Problem to solve: In the following material, identify every line holding the string "relative" and return it.

Extracted entries:
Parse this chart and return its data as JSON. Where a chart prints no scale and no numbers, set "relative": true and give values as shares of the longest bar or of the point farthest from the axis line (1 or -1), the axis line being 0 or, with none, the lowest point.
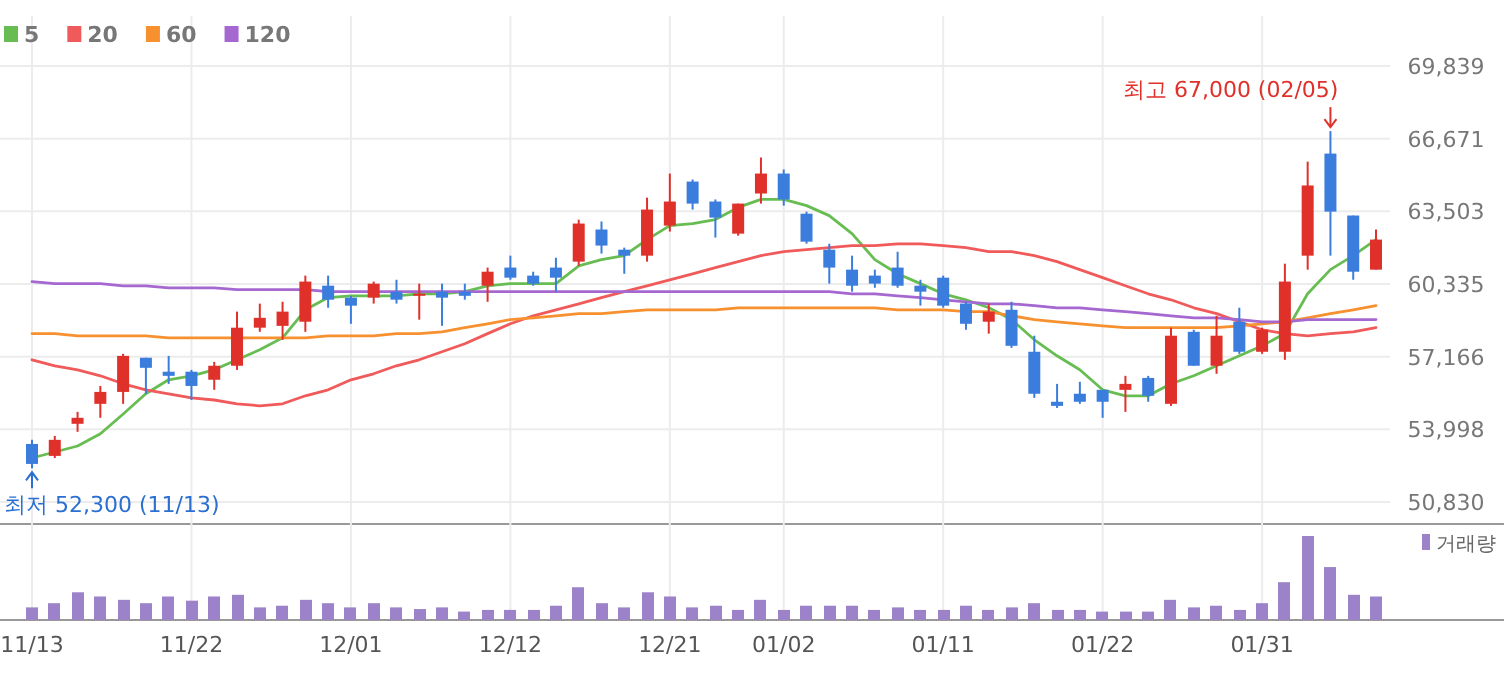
{
  "chart_data": [
    {
      "type": "candlestick",
      "categories": [
        null,
        null,
        null,
        null,
        null,
        null,
        null,
        null,
        null,
        null,
        null,
        null,
        null,
        null,
        null,
        null,
        null,
        null,
        null,
        null,
        null,
        null,
        null,
        null,
        null,
        null,
        null,
        null,
        null,
        null,
        null,
        null,
        null,
        null,
        null,
        null,
        null,
        null,
        null,
        null,
        null,
        null,
        null,
        null,
        null,
        null,
        null,
        null,
        null,
        null,
        null,
        null,
        null,
        null,
        null,
        null,
        null,
        null,
        null,
        null
      ],
      "ohlc": [
        [
          53360,
          53540,
          52300,
          52490
        ],
        [
          52840,
          53710,
          52750,
          53540
        ],
        [
          54240,
          54760,
          53890,
          54500
        ],
        [
          55110,
          55890,
          54500,
          55630
        ],
        [
          55630,
          57290,
          55110,
          57200
        ],
        [
          57120,
          57120,
          55550,
          56680
        ],
        [
          56510,
          57200,
          55980,
          56330
        ],
        [
          56510,
          56590,
          55280,
          55890
        ],
        [
          56160,
          56940,
          55720,
          56770
        ],
        [
          56770,
          59130,
          56590,
          58430
        ],
        [
          58430,
          59480,
          58250,
          58860
        ],
        [
          58510,
          59560,
          57900,
          59130
        ],
        [
          58690,
          60700,
          58250,
          60440
        ],
        [
          60260,
          60700,
          59300,
          59650
        ],
        [
          59740,
          59820,
          58600,
          59390
        ],
        [
          59740,
          60440,
          59480,
          60350
        ],
        [
          60000,
          60520,
          59480,
          59650
        ],
        [
          59820,
          60350,
          58780,
          59910
        ],
        [
          60000,
          60350,
          58510,
          59740
        ],
        [
          60000,
          60350,
          59650,
          59820
        ],
        [
          60260,
          61050,
          59560,
          60870
        ],
        [
          61050,
          61570,
          60520,
          60610
        ],
        [
          60700,
          60870,
          60260,
          60350
        ],
        [
          61050,
          61480,
          60000,
          60610
        ],
        [
          61310,
          63140,
          61130,
          62970
        ],
        [
          62710,
          63060,
          61660,
          62010
        ],
        [
          61830,
          61920,
          60780,
          61570
        ],
        [
          61570,
          64100,
          61310,
          63580
        ],
        [
          62880,
          65150,
          62620,
          63930
        ],
        [
          64800,
          64890,
          63580,
          63840
        ],
        [
          63930,
          64020,
          62360,
          63230
        ],
        [
          62530,
          63840,
          62440,
          63840
        ],
        [
          64280,
          65850,
          63840,
          65150
        ],
        [
          65150,
          65330,
          63750,
          64020
        ],
        [
          63400,
          63490,
          62090,
          62180
        ],
        [
          61830,
          62090,
          60350,
          61050
        ],
        [
          60960,
          61570,
          60000,
          60260
        ],
        [
          60700,
          60960,
          60170,
          60350
        ],
        [
          61050,
          61740,
          60170,
          60260
        ],
        [
          60260,
          60520,
          59390,
          60000
        ],
        [
          60610,
          60700,
          59300,
          59390
        ],
        [
          59480,
          59560,
          58340,
          58600
        ],
        [
          58690,
          59480,
          58170,
          59130
        ],
        [
          59210,
          59560,
          57550,
          57640
        ],
        [
          57380,
          58080,
          55370,
          55550
        ],
        [
          55200,
          55980,
          54930,
          55020
        ],
        [
          55550,
          56070,
          55110,
          55200
        ],
        [
          55720,
          55720,
          54500,
          55200
        ],
        [
          55720,
          56330,
          54760,
          55980
        ],
        [
          56240,
          56330,
          55200,
          55460
        ],
        [
          55110,
          58430,
          55020,
          58080
        ],
        [
          58250,
          58340,
          56770,
          56770
        ],
        [
          56770,
          58950,
          56420,
          58080
        ],
        [
          58690,
          59300,
          57290,
          57380
        ],
        [
          57380,
          58430,
          57290,
          58340
        ],
        [
          57380,
          61220,
          57030,
          60440
        ],
        [
          61570,
          65670,
          60960,
          64630
        ],
        [
          66020,
          67000,
          61570,
          63490
        ],
        [
          63320,
          63320,
          60520,
          60870
        ],
        [
          60960,
          62710,
          60960,
          62270
        ]
      ],
      "colors": [
        "#3b7ddd",
        "#e0302a",
        "#e0302a",
        "#e0302a",
        "#e0302a",
        "#3b7ddd",
        "#3b7ddd",
        "#3b7ddd",
        "#e0302a",
        "#e0302a",
        "#e0302a",
        "#e0302a",
        "#e0302a",
        "#3b7ddd",
        "#3b7ddd",
        "#e0302a",
        "#3b7ddd",
        "#e0302a",
        "#3b7ddd",
        "#3b7ddd",
        "#e0302a",
        "#3b7ddd",
        "#3b7ddd",
        "#3b7ddd",
        "#e0302a",
        "#3b7ddd",
        "#3b7ddd",
        "#e0302a",
        "#e0302a",
        "#3b7ddd",
        "#3b7ddd",
        "#e0302a",
        "#e0302a",
        "#3b7ddd",
        "#3b7ddd",
        "#3b7ddd",
        "#3b7ddd",
        "#3b7ddd",
        "#3b7ddd",
        "#3b7ddd",
        "#3b7ddd",
        "#3b7ddd",
        "#e0302a",
        "#3b7ddd",
        "#3b7ddd",
        "#3b7ddd",
        "#3b7ddd",
        "#3b7ddd",
        "#e0302a",
        "#3b7ddd",
        "#e0302a",
        "#3b7ddd",
        "#e0302a",
        "#3b7ddd",
        "#e0302a",
        "#e0302a",
        "#e0302a",
        "#3b7ddd",
        "#3b7ddd",
        "#e0302a"
      ],
      "series": [
        {
          "name": "5",
          "type": "line",
          "color": "#67bd52",
          "values": [
            52750,
            53010,
            53270,
            53800,
            54670,
            55550,
            56160,
            56330,
            56590,
            57030,
            57470,
            57990,
            59210,
            59740,
            59820,
            59820,
            59820,
            59910,
            59910,
            60000,
            60260,
            60350,
            60350,
            60350,
            61130,
            61400,
            61570,
            62270,
            62880,
            62970,
            63140,
            63670,
            64020,
            64020,
            63750,
            63320,
            62530,
            61400,
            60780,
            60350,
            59910,
            59650,
            59300,
            58780,
            57900,
            57200,
            56590,
            55720,
            55460,
            55460,
            55980,
            56330,
            56770,
            57200,
            57640,
            58170,
            59910,
            60960,
            61570,
            62270
          ]
        },
        {
          "name": "20",
          "type": "line",
          "color": "#f05a5a",
          "values": [
            57030,
            56770,
            56590,
            56330,
            55980,
            55720,
            55550,
            55370,
            55280,
            55110,
            55020,
            55110,
            55460,
            55720,
            56160,
            56420,
            56770,
            57030,
            57380,
            57730,
            58170,
            58600,
            58950,
            59210,
            59470,
            59740,
            60000,
            60260,
            60520,
            60780,
            61050,
            61310,
            61570,
            61750,
            61830,
            61920,
            62010,
            62010,
            62090,
            62090,
            62010,
            61920,
            61750,
            61750,
            61570,
            61310,
            60960,
            60610,
            60260,
            59910,
            59650,
            59300,
            59040,
            58690,
            58340,
            58170,
            58080,
            58170,
            58250,
            58430
          ]
        },
        {
          "name": "60",
          "type": "line",
          "color": "#f7902f",
          "values": [
            58170,
            58170,
            58080,
            58080,
            58080,
            58080,
            57990,
            57990,
            57990,
            57990,
            57990,
            57990,
            57990,
            58080,
            58080,
            58080,
            58170,
            58170,
            58250,
            58430,
            58600,
            58780,
            58860,
            58950,
            59040,
            59040,
            59130,
            59210,
            59210,
            59210,
            59210,
            59300,
            59300,
            59300,
            59300,
            59300,
            59300,
            59300,
            59210,
            59210,
            59210,
            59130,
            59130,
            58950,
            58780,
            58690,
            58600,
            58510,
            58430,
            58430,
            58430,
            58430,
            58430,
            58510,
            58600,
            58690,
            58860,
            59040,
            59210,
            59390
          ]
        },
        {
          "name": "120",
          "type": "line",
          "color": "#a568d0",
          "values": [
            60440,
            60350,
            60350,
            60350,
            60260,
            60260,
            60170,
            60170,
            60170,
            60090,
            60090,
            60090,
            60090,
            60000,
            60000,
            60000,
            60000,
            60000,
            60000,
            60000,
            60000,
            60000,
            60000,
            60000,
            60000,
            60000,
            60000,
            60000,
            60000,
            60000,
            60000,
            60000,
            60000,
            60000,
            60000,
            60000,
            59910,
            59910,
            59820,
            59740,
            59650,
            59560,
            59470,
            59470,
            59390,
            59300,
            59300,
            59210,
            59130,
            59040,
            58950,
            58860,
            58860,
            58780,
            58690,
            58690,
            58780,
            58780,
            58780,
            58780
          ]
        }
      ],
      "ylim": [
        50830,
        69839
      ],
      "yticks": [
        {
          "value": 50830,
          "label": "50,830"
        },
        {
          "value": 53998,
          "label": "53,998"
        },
        {
          "value": 57166,
          "label": "57,166"
        },
        {
          "value": 60335,
          "label": "60,335"
        },
        {
          "value": 63503,
          "label": "63,503"
        },
        {
          "value": 66671,
          "label": "66,671"
        },
        {
          "value": 69839,
          "label": "69,839"
        }
      ],
      "grid": "y",
      "legend": "top left",
      "tick_labels": "y",
      "annotations": [
        "최고 67,000 (02/05)",
        "최저 52,300 (11/13)"
      ]
    },
    {
      "type": "bar",
      "categories": [
        "11/13",
        null,
        null,
        null,
        null,
        null,
        null,
        "11/22",
        null,
        null,
        null,
        null,
        null,
        null,
        "12/01",
        null,
        null,
        null,
        null,
        null,
        null,
        "12/12",
        null,
        null,
        null,
        null,
        null,
        null,
        "12/21",
        null,
        null,
        null,
        null,
        "01/02",
        null,
        null,
        null,
        null,
        null,
        null,
        "01/11",
        null,
        null,
        null,
        null,
        null,
        null,
        "01/22",
        null,
        null,
        null,
        null,
        null,
        null,
        "01/31",
        null,
        null,
        null,
        null,
        null
      ],
      "relative": true,
      "grid": "x",
      "legend": "top right",
      "series": [
        {
          "name": "거래량",
          "color": "#9b82c9",
          "values": [
            0.15,
            0.2,
            0.33,
            0.28,
            0.24,
            0.2,
            0.28,
            0.23,
            0.28,
            0.3,
            0.15,
            0.17,
            0.24,
            0.2,
            0.15,
            0.2,
            0.15,
            0.13,
            0.15,
            0.1,
            0.12,
            0.12,
            0.12,
            0.17,
            0.39,
            0.2,
            0.15,
            0.33,
            0.28,
            0.15,
            0.17,
            0.12,
            0.24,
            0.12,
            0.17,
            0.17,
            0.17,
            0.12,
            0.15,
            0.12,
            0.12,
            0.17,
            0.12,
            0.15,
            0.2,
            0.12,
            0.12,
            0.1,
            0.1,
            0.1,
            0.24,
            0.15,
            0.17,
            0.12,
            0.2,
            0.45,
            1,
            0.63,
            0.3,
            0.28
          ]
        }
      ]
    }
  ]
}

Exercise result:
Parse this chart and return its data as JSON. Where a chart prints no scale and no numbers, set "relative": true and give values as shares of the longest bar or of the point farthest from the axis line (1 or -1), the axis line being 0 or, with none, the lowest point.
      "relative": true,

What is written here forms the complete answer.